▶ _Exercise description_
Write the records below out in full, character for character, with no pictures.

Figure data in JSON
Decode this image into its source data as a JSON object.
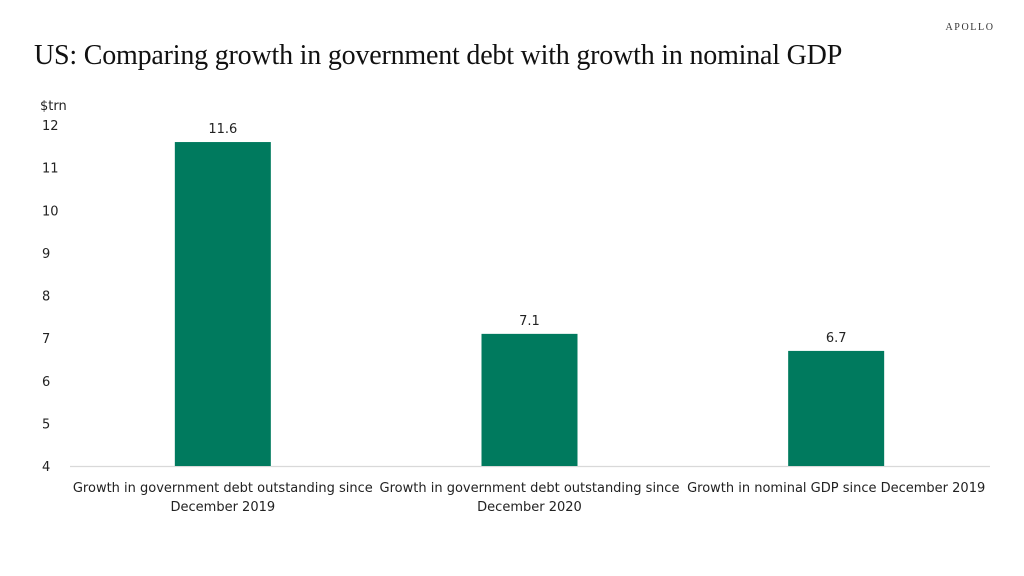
{
  "brand": "APOLLO",
  "chart_data": {
    "type": "bar",
    "title": "US: Comparing growth in government debt with growth in nominal GDP",
    "ylabel": "$trn",
    "xlabel": "",
    "ylim": [
      4,
      12
    ],
    "yticks": [
      4,
      5,
      6,
      7,
      8,
      9,
      10,
      11,
      12
    ],
    "grid": false,
    "categories": [
      [
        "Growth in government debt outstanding since",
        "December 2019"
      ],
      [
        "Growth in government debt outstanding since",
        "December 2020"
      ],
      [
        "Growth in nominal GDP since December 2019"
      ]
    ],
    "values": [
      11.6,
      7.1,
      6.7
    ],
    "data_labels": [
      "11.6",
      "7.1",
      "6.7"
    ],
    "bar_color": "#007A5E",
    "axis_color": "#d9d9d9"
  }
}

▶ _Finished exercise_
Decode this image into its source data as a JSON object.
{
  "brand": "APOLLO",
  "chart_data": {
    "type": "bar",
    "title": "US: Comparing growth in government debt with growth in nominal GDP",
    "ylabel": "$trn",
    "xlabel": "",
    "ylim": [
      4,
      12
    ],
    "yticks": [
      4,
      5,
      6,
      7,
      8,
      9,
      10,
      11,
      12
    ],
    "grid": false,
    "categories": [
      [
        "Growth in government debt outstanding since",
        "December 2019"
      ],
      [
        "Growth in government debt outstanding since",
        "December 2020"
      ],
      [
        "Growth in nominal GDP since December 2019"
      ]
    ],
    "values": [
      11.6,
      7.1,
      6.7
    ],
    "data_labels": [
      "11.6",
      "7.1",
      "6.7"
    ],
    "bar_color": "#007A5E",
    "axis_color": "#d9d9d9"
  }
}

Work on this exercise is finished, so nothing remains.